== Task to complete ==
In the records that follow, locate every line with "value" and extract it.

== Extracted information ==

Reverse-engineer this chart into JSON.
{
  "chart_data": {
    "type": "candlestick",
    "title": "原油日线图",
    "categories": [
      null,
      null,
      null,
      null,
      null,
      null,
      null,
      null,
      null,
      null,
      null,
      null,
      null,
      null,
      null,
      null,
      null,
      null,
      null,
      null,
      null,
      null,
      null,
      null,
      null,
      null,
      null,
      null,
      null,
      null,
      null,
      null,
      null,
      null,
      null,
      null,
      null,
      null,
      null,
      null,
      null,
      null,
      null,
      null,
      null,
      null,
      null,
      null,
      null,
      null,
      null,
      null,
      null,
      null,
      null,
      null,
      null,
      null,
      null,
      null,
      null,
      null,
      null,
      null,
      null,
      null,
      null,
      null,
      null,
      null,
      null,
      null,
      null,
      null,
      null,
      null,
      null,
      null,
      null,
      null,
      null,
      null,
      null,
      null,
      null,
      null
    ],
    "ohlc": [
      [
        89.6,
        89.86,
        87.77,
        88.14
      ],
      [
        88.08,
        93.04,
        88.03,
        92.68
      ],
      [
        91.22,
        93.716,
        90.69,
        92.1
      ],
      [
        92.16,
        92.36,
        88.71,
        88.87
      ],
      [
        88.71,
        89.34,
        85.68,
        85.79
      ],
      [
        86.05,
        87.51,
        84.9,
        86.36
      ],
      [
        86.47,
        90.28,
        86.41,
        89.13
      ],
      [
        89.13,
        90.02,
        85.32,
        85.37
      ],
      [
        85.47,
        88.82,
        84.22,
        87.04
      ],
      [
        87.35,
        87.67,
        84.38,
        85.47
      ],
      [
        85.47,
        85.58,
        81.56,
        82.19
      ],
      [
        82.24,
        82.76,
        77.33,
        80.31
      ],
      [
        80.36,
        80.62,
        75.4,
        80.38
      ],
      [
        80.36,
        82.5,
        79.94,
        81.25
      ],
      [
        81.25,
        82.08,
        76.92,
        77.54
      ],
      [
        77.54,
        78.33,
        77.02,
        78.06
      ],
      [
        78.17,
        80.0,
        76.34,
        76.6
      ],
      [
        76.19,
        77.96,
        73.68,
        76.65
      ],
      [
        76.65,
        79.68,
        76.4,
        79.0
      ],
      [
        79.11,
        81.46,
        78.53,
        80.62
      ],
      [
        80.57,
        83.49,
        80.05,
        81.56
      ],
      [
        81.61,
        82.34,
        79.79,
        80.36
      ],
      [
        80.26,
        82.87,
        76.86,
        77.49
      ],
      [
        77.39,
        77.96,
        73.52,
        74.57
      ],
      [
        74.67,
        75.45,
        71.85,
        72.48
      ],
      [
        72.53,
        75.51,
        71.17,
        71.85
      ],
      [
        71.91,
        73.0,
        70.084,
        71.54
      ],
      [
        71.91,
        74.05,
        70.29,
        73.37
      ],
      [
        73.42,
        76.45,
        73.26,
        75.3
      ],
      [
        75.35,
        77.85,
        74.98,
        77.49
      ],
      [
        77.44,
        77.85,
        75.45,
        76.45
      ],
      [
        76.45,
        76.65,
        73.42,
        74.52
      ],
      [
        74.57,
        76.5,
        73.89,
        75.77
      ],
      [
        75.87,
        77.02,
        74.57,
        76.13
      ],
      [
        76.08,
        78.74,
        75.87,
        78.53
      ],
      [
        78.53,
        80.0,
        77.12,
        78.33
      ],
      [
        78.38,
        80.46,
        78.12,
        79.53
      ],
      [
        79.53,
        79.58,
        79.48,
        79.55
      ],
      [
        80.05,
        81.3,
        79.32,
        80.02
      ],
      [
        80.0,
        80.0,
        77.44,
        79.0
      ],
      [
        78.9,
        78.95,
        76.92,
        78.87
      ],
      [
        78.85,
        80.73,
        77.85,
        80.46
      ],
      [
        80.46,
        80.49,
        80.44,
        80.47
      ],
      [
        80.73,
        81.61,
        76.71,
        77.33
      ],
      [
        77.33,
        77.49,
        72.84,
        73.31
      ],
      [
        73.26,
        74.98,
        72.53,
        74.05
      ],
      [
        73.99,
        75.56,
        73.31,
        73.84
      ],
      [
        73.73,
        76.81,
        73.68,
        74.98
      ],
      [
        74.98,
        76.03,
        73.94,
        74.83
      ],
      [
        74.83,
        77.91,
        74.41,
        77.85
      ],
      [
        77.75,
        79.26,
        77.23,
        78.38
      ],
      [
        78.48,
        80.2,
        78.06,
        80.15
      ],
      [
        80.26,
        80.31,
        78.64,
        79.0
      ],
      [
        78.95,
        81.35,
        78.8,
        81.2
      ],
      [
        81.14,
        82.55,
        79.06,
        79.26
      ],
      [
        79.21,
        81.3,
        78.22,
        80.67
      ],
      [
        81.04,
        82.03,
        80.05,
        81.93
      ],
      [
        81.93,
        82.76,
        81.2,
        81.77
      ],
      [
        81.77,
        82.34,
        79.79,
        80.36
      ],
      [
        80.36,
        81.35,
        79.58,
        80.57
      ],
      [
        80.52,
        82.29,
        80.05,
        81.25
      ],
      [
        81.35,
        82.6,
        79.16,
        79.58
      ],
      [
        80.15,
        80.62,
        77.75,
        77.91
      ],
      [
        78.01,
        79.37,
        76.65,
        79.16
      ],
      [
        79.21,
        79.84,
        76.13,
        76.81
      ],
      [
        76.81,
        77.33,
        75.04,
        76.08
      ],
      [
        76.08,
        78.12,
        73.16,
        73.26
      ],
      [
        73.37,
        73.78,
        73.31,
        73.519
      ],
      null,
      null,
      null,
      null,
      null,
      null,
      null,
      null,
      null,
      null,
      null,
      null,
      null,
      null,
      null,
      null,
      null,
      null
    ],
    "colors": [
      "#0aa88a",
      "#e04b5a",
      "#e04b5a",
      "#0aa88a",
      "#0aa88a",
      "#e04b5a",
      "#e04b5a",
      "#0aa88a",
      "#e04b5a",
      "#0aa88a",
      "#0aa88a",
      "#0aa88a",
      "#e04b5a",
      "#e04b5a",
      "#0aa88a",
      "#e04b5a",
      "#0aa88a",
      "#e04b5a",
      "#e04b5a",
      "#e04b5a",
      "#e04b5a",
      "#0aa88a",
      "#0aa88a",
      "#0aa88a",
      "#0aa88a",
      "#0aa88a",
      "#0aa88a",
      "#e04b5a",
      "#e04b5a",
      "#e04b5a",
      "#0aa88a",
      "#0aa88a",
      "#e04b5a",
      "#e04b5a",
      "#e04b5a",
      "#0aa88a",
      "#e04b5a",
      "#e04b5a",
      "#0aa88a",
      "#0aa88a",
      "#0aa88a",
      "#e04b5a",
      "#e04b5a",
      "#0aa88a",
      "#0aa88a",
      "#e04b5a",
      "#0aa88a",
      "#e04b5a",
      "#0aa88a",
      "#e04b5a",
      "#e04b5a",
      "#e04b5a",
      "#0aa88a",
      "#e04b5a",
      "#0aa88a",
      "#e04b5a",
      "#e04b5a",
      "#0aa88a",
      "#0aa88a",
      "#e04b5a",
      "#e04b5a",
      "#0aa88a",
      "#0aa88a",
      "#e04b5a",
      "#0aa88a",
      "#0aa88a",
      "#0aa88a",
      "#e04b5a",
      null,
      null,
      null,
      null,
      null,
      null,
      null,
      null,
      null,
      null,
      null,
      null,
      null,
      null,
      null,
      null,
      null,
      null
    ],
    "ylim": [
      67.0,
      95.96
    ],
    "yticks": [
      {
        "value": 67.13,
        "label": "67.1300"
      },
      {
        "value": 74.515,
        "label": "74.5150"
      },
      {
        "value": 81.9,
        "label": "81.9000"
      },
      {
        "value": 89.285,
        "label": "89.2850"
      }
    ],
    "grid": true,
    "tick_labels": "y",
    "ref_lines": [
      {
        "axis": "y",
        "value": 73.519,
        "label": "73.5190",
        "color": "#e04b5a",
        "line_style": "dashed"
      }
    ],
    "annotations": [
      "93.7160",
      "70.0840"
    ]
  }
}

== Exercise result ==
        "value": 67.13,
        "value": 74.515,
        "value": 81.9,
        "value": 89.285,
        "value": 73.519,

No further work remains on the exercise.